## [To be done]
Please return every line of the material below that contains the string "shape".

START Extracted data

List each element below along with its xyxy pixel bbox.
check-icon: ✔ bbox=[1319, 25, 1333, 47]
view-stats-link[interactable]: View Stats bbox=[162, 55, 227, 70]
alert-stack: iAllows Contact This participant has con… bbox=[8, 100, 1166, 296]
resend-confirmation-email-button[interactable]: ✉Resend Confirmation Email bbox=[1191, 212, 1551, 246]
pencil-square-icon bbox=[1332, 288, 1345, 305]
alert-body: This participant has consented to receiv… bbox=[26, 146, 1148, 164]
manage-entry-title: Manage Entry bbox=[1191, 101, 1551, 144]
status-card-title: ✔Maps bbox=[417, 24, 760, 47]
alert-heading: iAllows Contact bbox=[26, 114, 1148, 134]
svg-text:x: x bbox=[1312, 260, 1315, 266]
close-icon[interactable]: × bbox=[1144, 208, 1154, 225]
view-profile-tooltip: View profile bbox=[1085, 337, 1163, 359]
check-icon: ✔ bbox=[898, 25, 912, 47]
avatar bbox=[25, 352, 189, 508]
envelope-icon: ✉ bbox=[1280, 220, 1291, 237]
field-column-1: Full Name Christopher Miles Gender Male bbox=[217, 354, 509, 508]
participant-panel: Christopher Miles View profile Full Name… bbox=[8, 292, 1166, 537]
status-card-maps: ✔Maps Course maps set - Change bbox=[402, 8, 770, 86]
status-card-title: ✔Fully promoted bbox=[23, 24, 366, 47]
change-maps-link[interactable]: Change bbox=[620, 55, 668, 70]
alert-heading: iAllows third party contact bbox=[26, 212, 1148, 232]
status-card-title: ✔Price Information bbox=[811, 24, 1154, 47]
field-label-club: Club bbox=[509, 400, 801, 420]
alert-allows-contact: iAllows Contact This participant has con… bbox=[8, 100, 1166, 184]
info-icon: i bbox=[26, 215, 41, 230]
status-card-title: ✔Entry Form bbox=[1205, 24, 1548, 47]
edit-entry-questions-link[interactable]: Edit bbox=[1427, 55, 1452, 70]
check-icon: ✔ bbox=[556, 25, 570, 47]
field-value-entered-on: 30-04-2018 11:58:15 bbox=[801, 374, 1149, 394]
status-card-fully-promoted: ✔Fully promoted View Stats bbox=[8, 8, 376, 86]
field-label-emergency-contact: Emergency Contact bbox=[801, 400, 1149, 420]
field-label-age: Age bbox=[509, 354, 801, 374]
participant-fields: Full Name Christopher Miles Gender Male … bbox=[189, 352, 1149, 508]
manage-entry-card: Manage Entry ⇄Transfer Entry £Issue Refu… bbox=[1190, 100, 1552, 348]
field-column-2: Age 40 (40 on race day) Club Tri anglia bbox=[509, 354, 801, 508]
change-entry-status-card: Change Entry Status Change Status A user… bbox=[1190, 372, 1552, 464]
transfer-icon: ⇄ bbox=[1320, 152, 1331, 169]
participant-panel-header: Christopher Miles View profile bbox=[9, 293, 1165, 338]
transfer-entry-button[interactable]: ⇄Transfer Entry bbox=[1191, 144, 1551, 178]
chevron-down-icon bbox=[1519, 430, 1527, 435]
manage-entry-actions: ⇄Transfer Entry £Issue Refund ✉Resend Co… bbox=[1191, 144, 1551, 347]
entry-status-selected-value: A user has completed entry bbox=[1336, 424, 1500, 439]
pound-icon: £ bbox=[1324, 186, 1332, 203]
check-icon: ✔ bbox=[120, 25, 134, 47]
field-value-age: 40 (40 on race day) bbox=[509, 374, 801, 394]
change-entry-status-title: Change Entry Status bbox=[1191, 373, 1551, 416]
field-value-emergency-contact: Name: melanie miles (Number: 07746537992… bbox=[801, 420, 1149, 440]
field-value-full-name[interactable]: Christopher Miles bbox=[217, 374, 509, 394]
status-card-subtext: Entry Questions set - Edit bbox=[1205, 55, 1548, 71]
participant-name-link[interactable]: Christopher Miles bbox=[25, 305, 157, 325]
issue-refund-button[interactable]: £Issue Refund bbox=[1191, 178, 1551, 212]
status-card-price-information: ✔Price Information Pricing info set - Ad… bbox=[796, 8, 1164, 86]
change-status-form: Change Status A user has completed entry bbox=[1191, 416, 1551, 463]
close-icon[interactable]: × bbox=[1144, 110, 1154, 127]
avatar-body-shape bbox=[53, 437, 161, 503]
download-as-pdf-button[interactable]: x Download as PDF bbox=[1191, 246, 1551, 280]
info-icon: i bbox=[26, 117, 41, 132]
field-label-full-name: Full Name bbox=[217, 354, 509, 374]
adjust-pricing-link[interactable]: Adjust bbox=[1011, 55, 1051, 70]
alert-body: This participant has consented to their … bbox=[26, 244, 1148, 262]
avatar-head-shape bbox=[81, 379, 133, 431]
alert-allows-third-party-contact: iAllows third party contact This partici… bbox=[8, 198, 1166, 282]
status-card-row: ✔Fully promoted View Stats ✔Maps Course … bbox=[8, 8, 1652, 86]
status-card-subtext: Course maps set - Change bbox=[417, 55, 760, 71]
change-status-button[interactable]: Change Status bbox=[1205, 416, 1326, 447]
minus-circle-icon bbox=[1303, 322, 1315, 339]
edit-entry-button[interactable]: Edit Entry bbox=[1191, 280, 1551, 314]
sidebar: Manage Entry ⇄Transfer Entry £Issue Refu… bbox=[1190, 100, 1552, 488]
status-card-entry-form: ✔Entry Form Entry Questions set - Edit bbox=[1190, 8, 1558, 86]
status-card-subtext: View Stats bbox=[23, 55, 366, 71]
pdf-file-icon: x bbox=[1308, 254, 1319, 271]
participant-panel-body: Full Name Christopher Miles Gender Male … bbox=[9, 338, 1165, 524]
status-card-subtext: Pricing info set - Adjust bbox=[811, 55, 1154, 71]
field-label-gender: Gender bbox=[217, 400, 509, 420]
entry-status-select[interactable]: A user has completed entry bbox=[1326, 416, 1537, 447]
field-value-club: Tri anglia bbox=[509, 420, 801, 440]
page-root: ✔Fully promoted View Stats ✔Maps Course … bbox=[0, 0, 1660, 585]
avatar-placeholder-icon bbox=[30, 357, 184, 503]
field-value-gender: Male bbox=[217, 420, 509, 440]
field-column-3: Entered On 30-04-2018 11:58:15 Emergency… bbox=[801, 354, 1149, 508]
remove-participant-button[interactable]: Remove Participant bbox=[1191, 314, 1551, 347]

END Extracted data

## [Task solution]
avatar-body-shape bbox=[53, 437, 161, 503]
avatar-head-shape bbox=[81, 379, 133, 431]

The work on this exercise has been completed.